[Items listed in a dataset]
——————

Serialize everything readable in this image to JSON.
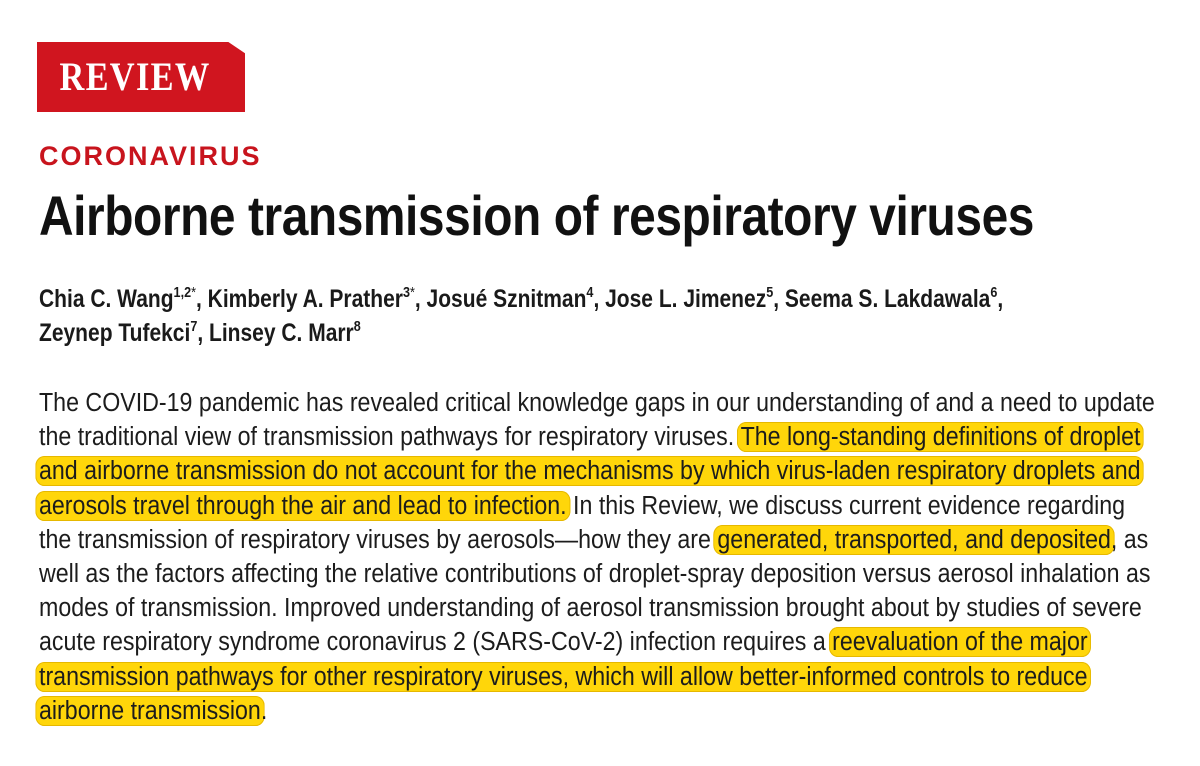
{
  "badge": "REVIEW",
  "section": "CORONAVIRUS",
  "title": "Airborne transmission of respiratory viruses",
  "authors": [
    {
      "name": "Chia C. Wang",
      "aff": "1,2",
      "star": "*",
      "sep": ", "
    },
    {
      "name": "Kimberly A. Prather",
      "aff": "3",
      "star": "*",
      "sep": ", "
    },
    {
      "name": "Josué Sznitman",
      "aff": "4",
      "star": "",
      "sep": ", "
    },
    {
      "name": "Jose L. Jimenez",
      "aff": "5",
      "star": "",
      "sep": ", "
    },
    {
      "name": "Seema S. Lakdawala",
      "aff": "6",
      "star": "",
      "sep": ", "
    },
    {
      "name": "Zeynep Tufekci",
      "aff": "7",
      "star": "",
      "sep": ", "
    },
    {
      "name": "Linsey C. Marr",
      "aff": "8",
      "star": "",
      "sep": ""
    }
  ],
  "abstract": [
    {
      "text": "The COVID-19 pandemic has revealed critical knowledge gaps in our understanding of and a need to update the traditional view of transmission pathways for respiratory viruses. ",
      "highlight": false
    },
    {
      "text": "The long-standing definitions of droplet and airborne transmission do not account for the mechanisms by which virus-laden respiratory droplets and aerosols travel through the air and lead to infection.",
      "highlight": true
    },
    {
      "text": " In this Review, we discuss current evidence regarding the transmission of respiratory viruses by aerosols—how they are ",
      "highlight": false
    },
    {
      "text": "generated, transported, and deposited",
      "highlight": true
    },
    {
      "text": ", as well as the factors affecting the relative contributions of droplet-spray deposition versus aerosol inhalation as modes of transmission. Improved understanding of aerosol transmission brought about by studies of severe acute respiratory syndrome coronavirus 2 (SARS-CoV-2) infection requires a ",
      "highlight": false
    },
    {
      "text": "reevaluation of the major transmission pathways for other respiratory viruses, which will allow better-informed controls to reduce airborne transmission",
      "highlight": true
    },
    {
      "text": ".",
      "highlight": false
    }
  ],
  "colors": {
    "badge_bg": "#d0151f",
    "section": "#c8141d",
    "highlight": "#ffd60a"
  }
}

——————

Task brief: Output the entries above exactly as given, but strip out the pictures.

Exercise output:
Serialize everything readable in this image to JSON.
{
  "badge": "REVIEW",
  "section": "CORONAVIRUS",
  "title": "Airborne transmission of respiratory viruses",
  "authors": [
    {
      "name": "Chia C. Wang",
      "aff": "1,2",
      "star": "*",
      "sep": ", "
    },
    {
      "name": "Kimberly A. Prather",
      "aff": "3",
      "star": "*",
      "sep": ", "
    },
    {
      "name": "Josué Sznitman",
      "aff": "4",
      "star": "",
      "sep": ", "
    },
    {
      "name": "Jose L. Jimenez",
      "aff": "5",
      "star": "",
      "sep": ", "
    },
    {
      "name": "Seema S. Lakdawala",
      "aff": "6",
      "star": "",
      "sep": ", "
    },
    {
      "name": "Zeynep Tufekci",
      "aff": "7",
      "star": "",
      "sep": ", "
    },
    {
      "name": "Linsey C. Marr",
      "aff": "8",
      "star": "",
      "sep": ""
    }
  ],
  "abstract": [
    {
      "text": "The COVID-19 pandemic has revealed critical knowledge gaps in our understanding of and a need to update the traditional view of transmission pathways for respiratory viruses. ",
      "highlight": false
    },
    {
      "text": "The long-standing definitions of droplet and airborne transmission do not account for the mechanisms by which virus-laden respiratory droplets and aerosols travel through the air and lead to infection.",
      "highlight": true
    },
    {
      "text": " In this Review, we discuss current evidence regarding the transmission of respiratory viruses by aerosols—how they are ",
      "highlight": false
    },
    {
      "text": "generated, transported, and deposited",
      "highlight": true
    },
    {
      "text": ", as well as the factors affecting the relative contributions of droplet-spray deposition versus aerosol inhalation as modes of transmission. Improved understanding of aerosol transmission brought about by studies of severe acute respiratory syndrome coronavirus 2 (SARS-CoV-2) infection requires a ",
      "highlight": false
    },
    {
      "text": "reevaluation of the major transmission pathways for other respiratory viruses, which will allow better-informed controls to reduce airborne transmission",
      "highlight": true
    },
    {
      "text": ".",
      "highlight": false
    }
  ],
  "colors": {
    "badge_bg": "#d0151f",
    "section": "#c8141d",
    "highlight": "#ffd60a"
  }
}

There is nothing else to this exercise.